- _Exercise_:
Transcribe the records below exactly as they appear, omitting any pictures.

- _Provided data_:
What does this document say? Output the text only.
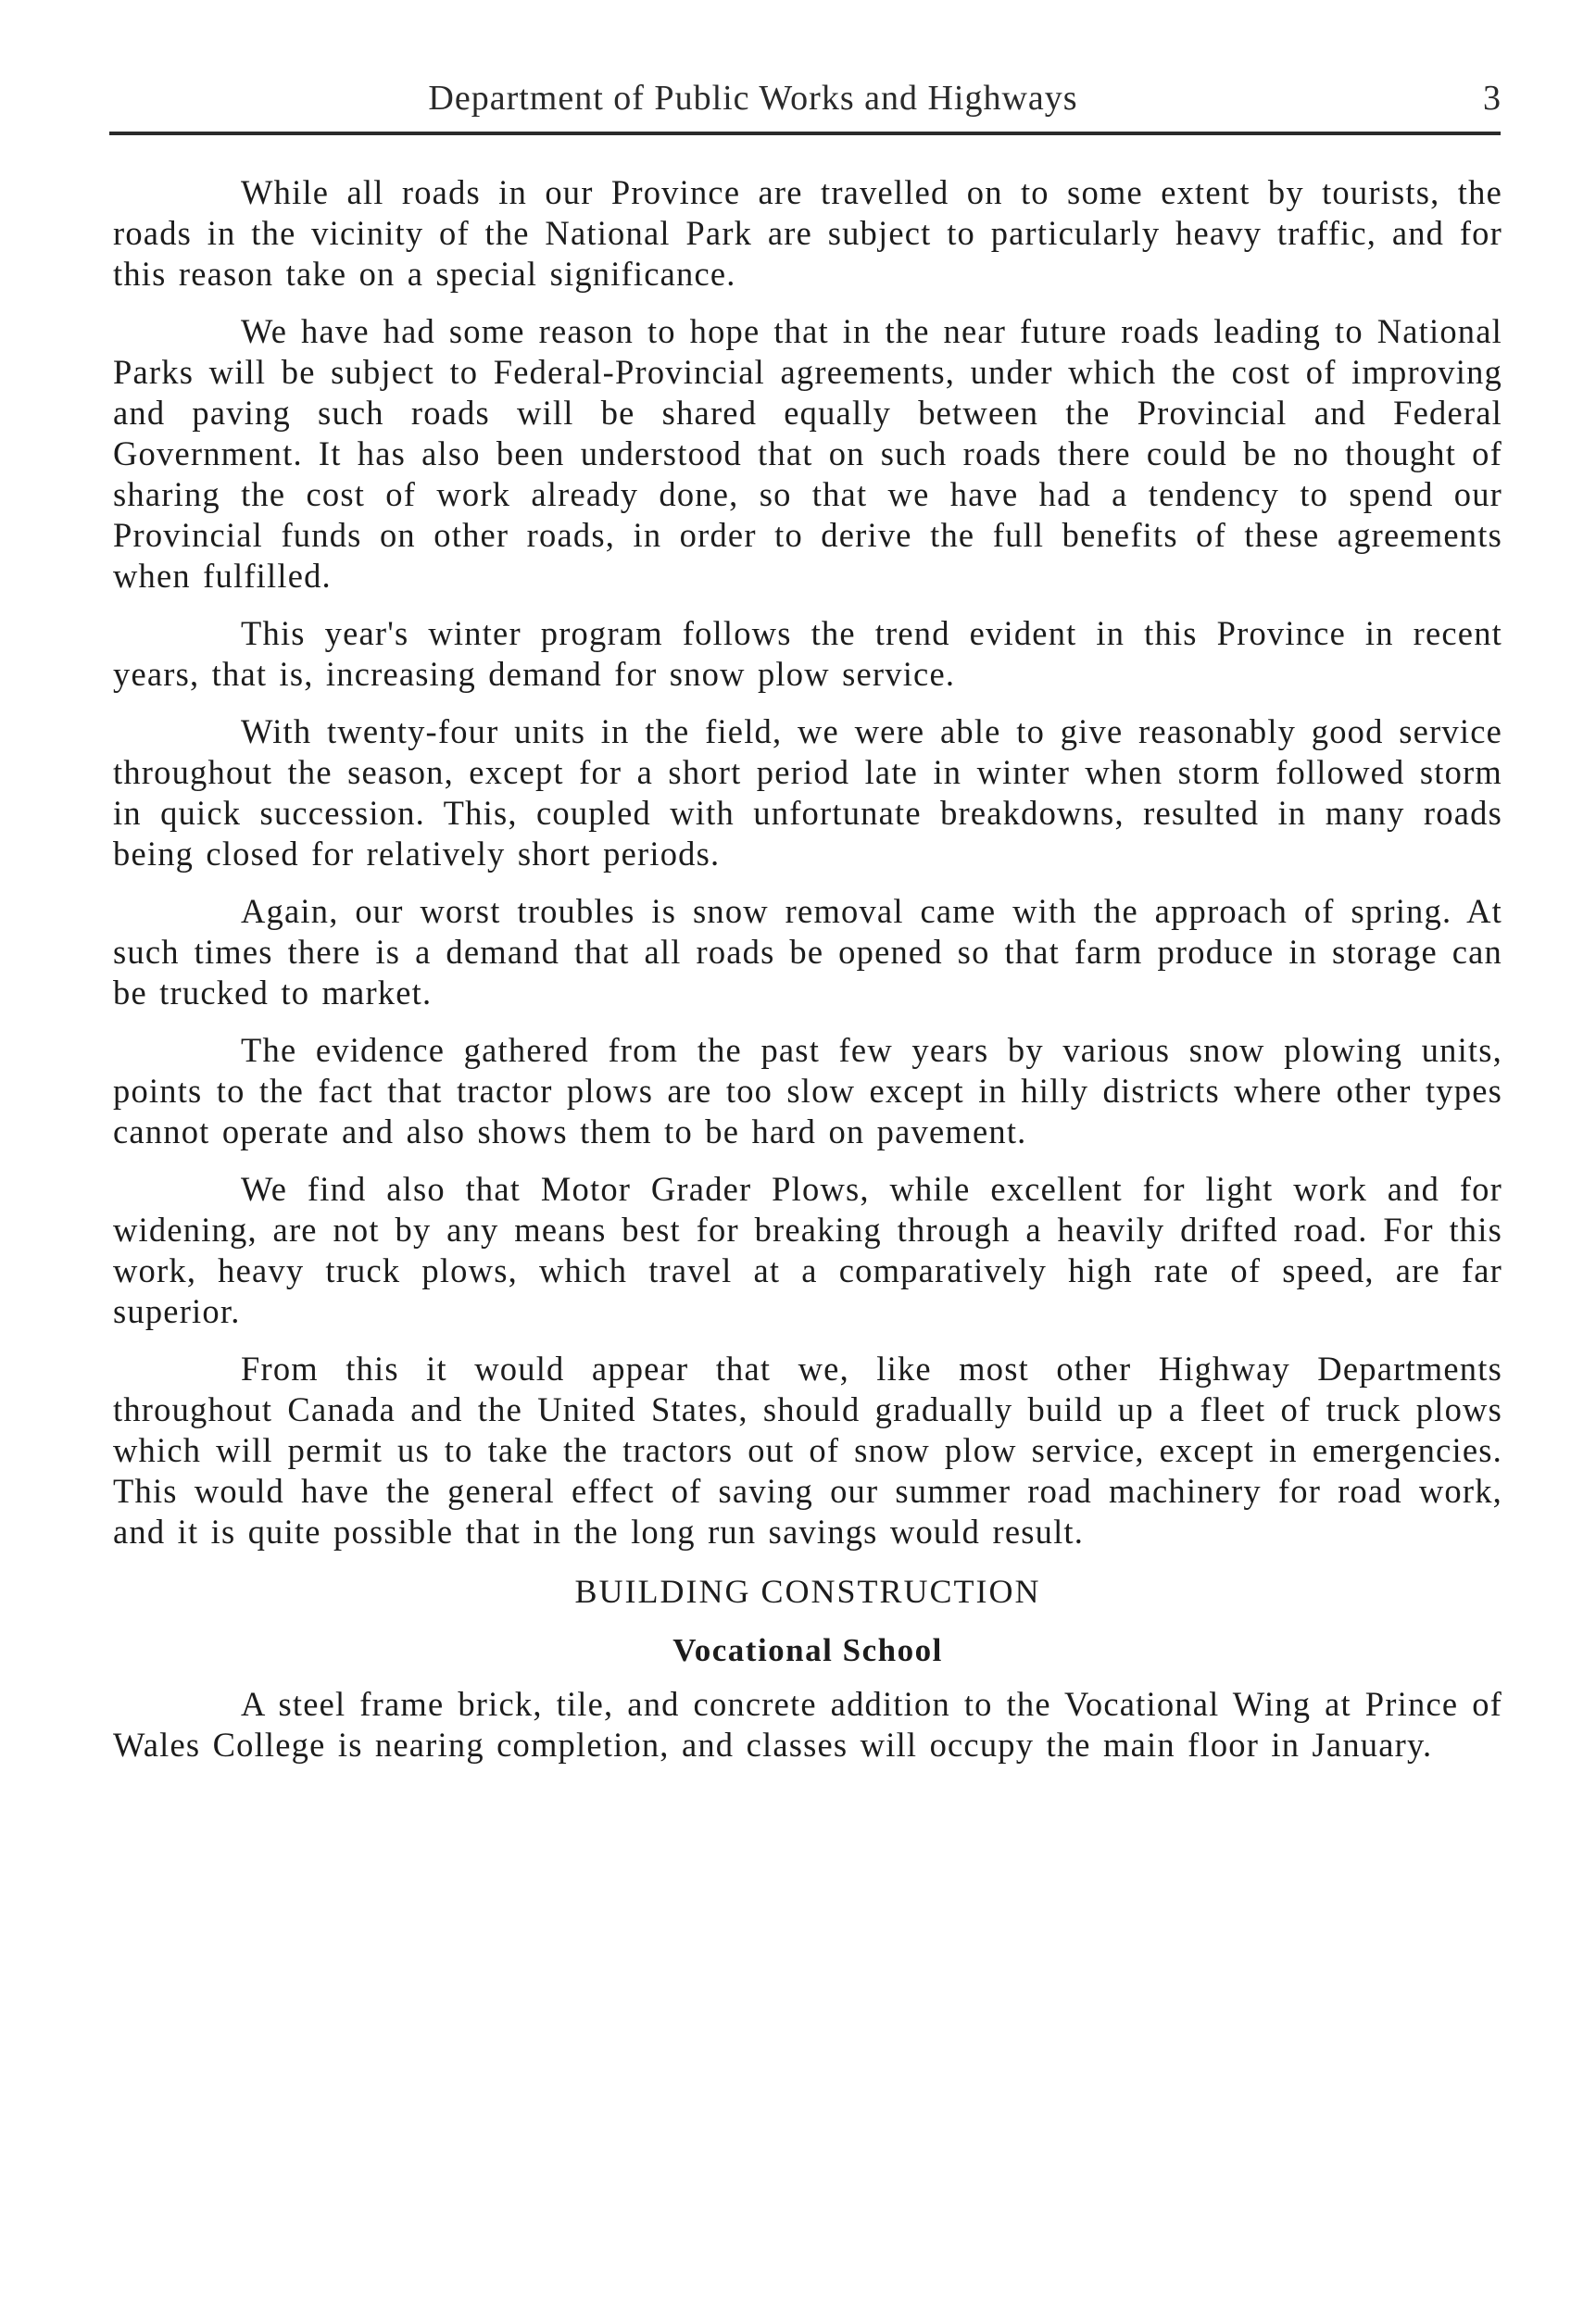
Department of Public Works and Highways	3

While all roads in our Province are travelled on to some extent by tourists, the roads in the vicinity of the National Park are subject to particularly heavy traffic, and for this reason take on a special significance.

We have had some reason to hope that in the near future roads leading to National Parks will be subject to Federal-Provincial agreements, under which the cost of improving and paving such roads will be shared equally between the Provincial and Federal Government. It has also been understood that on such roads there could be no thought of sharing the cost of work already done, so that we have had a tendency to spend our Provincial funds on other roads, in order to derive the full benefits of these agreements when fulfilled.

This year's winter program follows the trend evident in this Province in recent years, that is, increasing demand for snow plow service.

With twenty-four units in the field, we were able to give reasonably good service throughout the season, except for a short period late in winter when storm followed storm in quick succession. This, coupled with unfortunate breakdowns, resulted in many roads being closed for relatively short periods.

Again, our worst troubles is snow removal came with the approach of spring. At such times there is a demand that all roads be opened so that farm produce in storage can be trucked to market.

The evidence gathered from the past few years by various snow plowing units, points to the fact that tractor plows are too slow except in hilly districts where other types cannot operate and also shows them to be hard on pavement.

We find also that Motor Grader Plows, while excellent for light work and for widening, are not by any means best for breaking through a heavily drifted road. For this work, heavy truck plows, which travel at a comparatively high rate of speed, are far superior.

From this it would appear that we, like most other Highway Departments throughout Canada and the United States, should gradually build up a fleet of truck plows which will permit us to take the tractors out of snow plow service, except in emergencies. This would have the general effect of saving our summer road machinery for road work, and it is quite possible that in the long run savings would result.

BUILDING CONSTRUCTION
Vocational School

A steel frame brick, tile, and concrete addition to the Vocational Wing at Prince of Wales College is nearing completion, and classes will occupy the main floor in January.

- _Output_:
What does this document say? Output the text only.
Department of Public Works and Highways	3

While all roads in our Province are travelled on to some extent by tourists, the roads in the vicinity of the National Park are subject to particularly heavy traffic, and for this reason take on a special significance.

We have had some reason to hope that in the near future roads leading to National Parks will be subject to Federal-Provincial agreements, under which the cost of improving and paving such roads will be shared equally between the Provincial and Federal Government. It has also been understood that on such roads there could be no thought of sharing the cost of work already done, so that we have had a tendency to spend our Provincial funds on other roads, in order to derive the full benefits of these agreements when fulfilled.

This year's winter program follows the trend evident in this Province in recent years, that is, increasing demand for snow plow service.

With twenty-four units in the field, we were able to give reasonably good service throughout the season, except for a short period late in winter when storm followed storm in quick succession. This, coupled with unfortunate breakdowns, resulted in many roads being closed for relatively short periods.

Again, our worst troubles is snow removal came with the approach of spring. At such times there is a demand that all roads be opened so that farm produce in storage can be trucked to market.

The evidence gathered from the past few years by various snow plowing units, points to the fact that tractor plows are too slow except in hilly districts where other types cannot operate and also shows them to be hard on pavement.

We find also that Motor Grader Plows, while excellent for light work and for widening, are not by any means best for breaking through a heavily drifted road. For this work, heavy truck plows, which travel at a comparatively high rate of speed, are far superior.

From this it would appear that we, like most other Highway Departments throughout Canada and the United States, should gradually build up a fleet of truck plows which will permit us to take the tractors out of snow plow service, except in emergencies. This would have the general effect of saving our summer road machinery for road work, and it is quite possible that in the long run savings would result.

BUILDING CONSTRUCTION
Vocational School

A steel frame brick, tile, and concrete addition to the Vocational Wing at Prince of Wales College is nearing completion, and classes will occupy the main floor in January.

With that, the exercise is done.